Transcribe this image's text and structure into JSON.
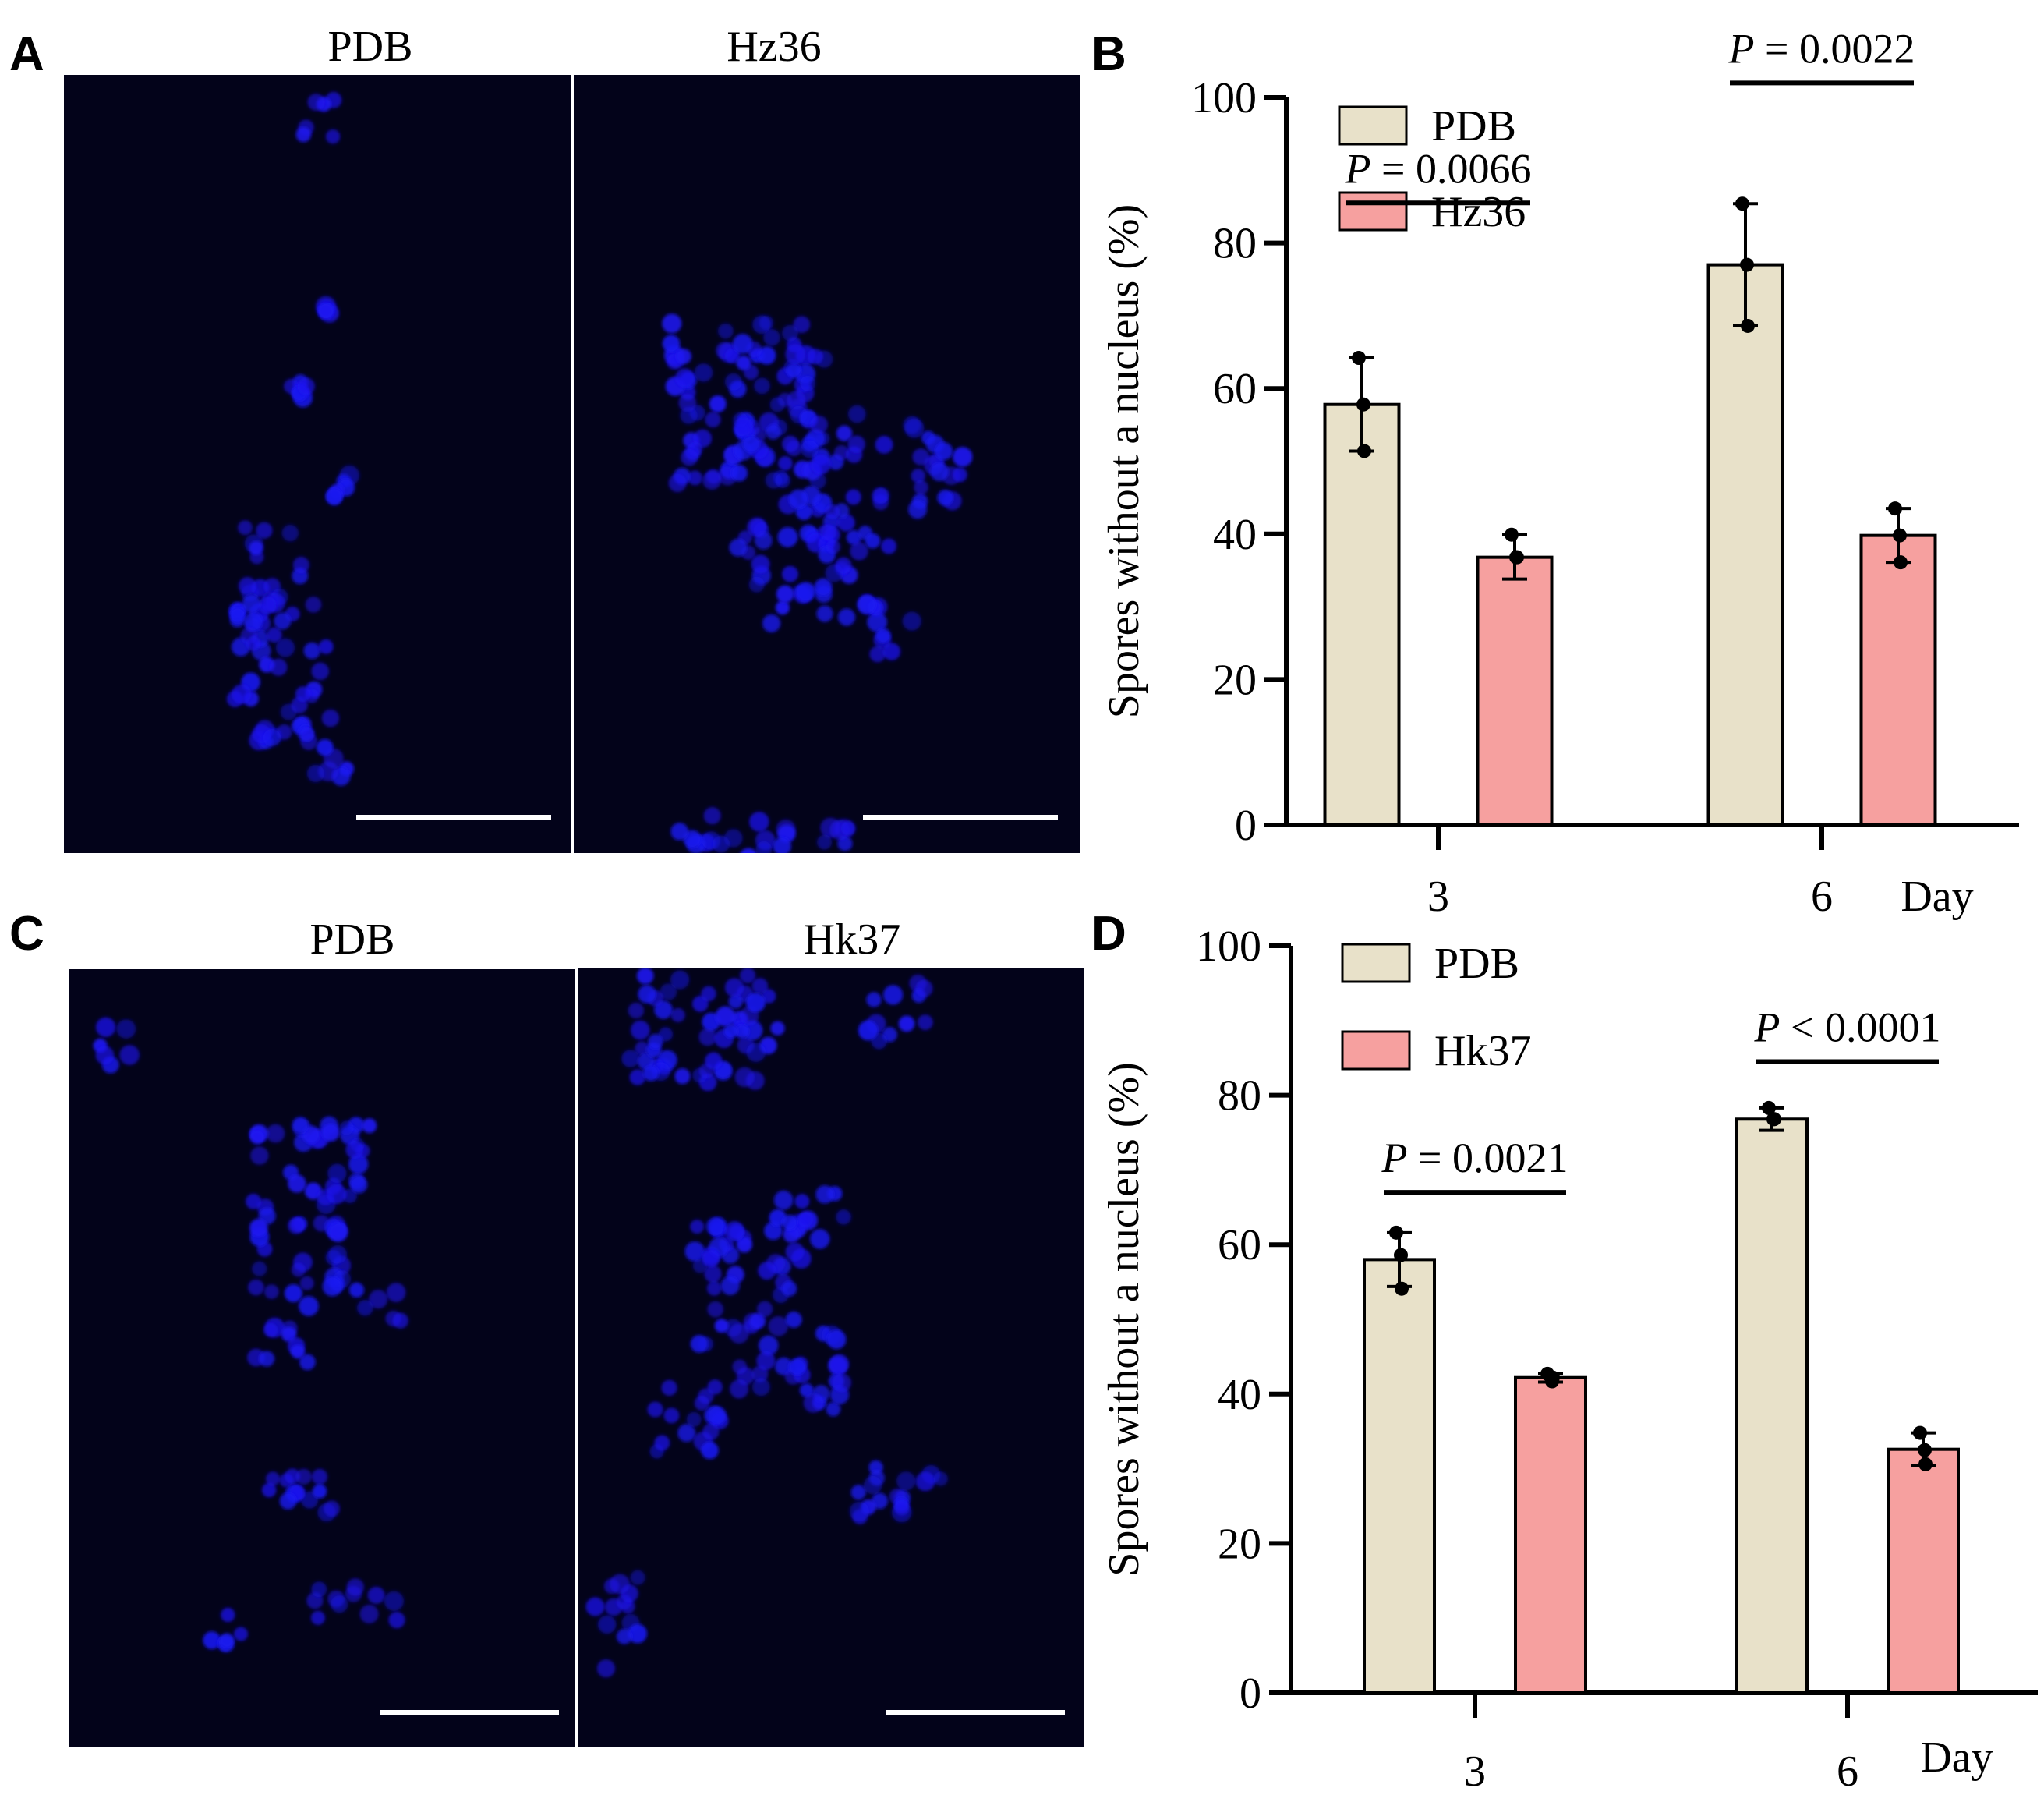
{
  "panels": {
    "A": {
      "letter": "A",
      "left_title": "PDB",
      "right_title": "Hz36"
    },
    "B": {
      "letter": "B"
    },
    "C": {
      "letter": "C",
      "left_title": "PDB",
      "right_title": "Hk37"
    },
    "D": {
      "letter": "D"
    }
  },
  "colors": {
    "pdb_bar": "#e8e1c9",
    "treated_bar": "#f6a09f",
    "micrograph_bg": "#03031a",
    "spore": "#1b16f0",
    "scale_bar": "#ffffff"
  },
  "chart_data": [
    {
      "panel": "B",
      "type": "bar",
      "ylabel": "Spores without a nucleus (%)",
      "xlabel": "Day",
      "categories": [
        "3",
        "6"
      ],
      "ylim": [
        0,
        100
      ],
      "yticks": [
        0,
        20,
        40,
        60,
        80,
        100
      ],
      "legend_position": "top-left",
      "series": [
        {
          "name": "PDB",
          "values": [
            57.8,
            77
          ],
          "error_high": [
            64.2,
            85.4
          ],
          "error_low": [
            51.4,
            68.6
          ],
          "points": [
            [
              64.2,
              57.8,
              51.4
            ],
            [
              85.4,
              77,
              68.6
            ]
          ]
        },
        {
          "name": "Hz36",
          "values": [
            36.8,
            39.8
          ],
          "error_high": [
            39.9,
            43.5
          ],
          "error_low": [
            33.8,
            36.1
          ],
          "points": [
            [
              39.9,
              36.8,
              36.8
            ],
            [
              43.5,
              39.8,
              36.1
            ]
          ]
        }
      ],
      "annotations": [
        {
          "p_italic": "P",
          "text": " = 0.0066",
          "category": 0,
          "y": 85.5
        },
        {
          "p_italic": "P",
          "text": " = 0.0022",
          "category": 1,
          "y": 102
        }
      ]
    },
    {
      "panel": "D",
      "type": "bar",
      "ylabel": "Spores without a nucleus (%)",
      "xlabel": "Day",
      "categories": [
        "3",
        "6"
      ],
      "ylim": [
        0,
        100
      ],
      "yticks": [
        0,
        20,
        40,
        60,
        80,
        100
      ],
      "legend_position": "top-left",
      "series": [
        {
          "name": "PDB",
          "values": [
            58,
            76.8
          ],
          "error_high": [
            61.6,
            78.3
          ],
          "error_low": [
            54.4,
            75.3
          ],
          "points": [
            [
              61.6,
              58.6,
              54.1
            ],
            [
              78.3,
              76.8,
              76.8
            ]
          ]
        },
        {
          "name": "Hk37",
          "values": [
            42.2,
            32.6
          ],
          "error_high": [
            42.8,
            34.8
          ],
          "error_low": [
            41.6,
            30.4
          ],
          "points": [
            [
              42.7,
              41.7,
              42.2
            ],
            [
              34.8,
              32.5,
              30.6
            ]
          ]
        }
      ],
      "annotations": [
        {
          "p_italic": "P",
          "text": " = 0.0021",
          "category": 0,
          "y": 67
        },
        {
          "p_italic": "P",
          "text": " < 0.0001",
          "category": 1,
          "y": 84.5
        }
      ]
    }
  ]
}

◇ ◇ ◇ ◇ ◇

Objective
Extract, from the material above, each line holding the word "name".

Solved problem
          "name": "PDB",
          "name": "Hz36",
          "name": "PDB",
          "name": "Hk37",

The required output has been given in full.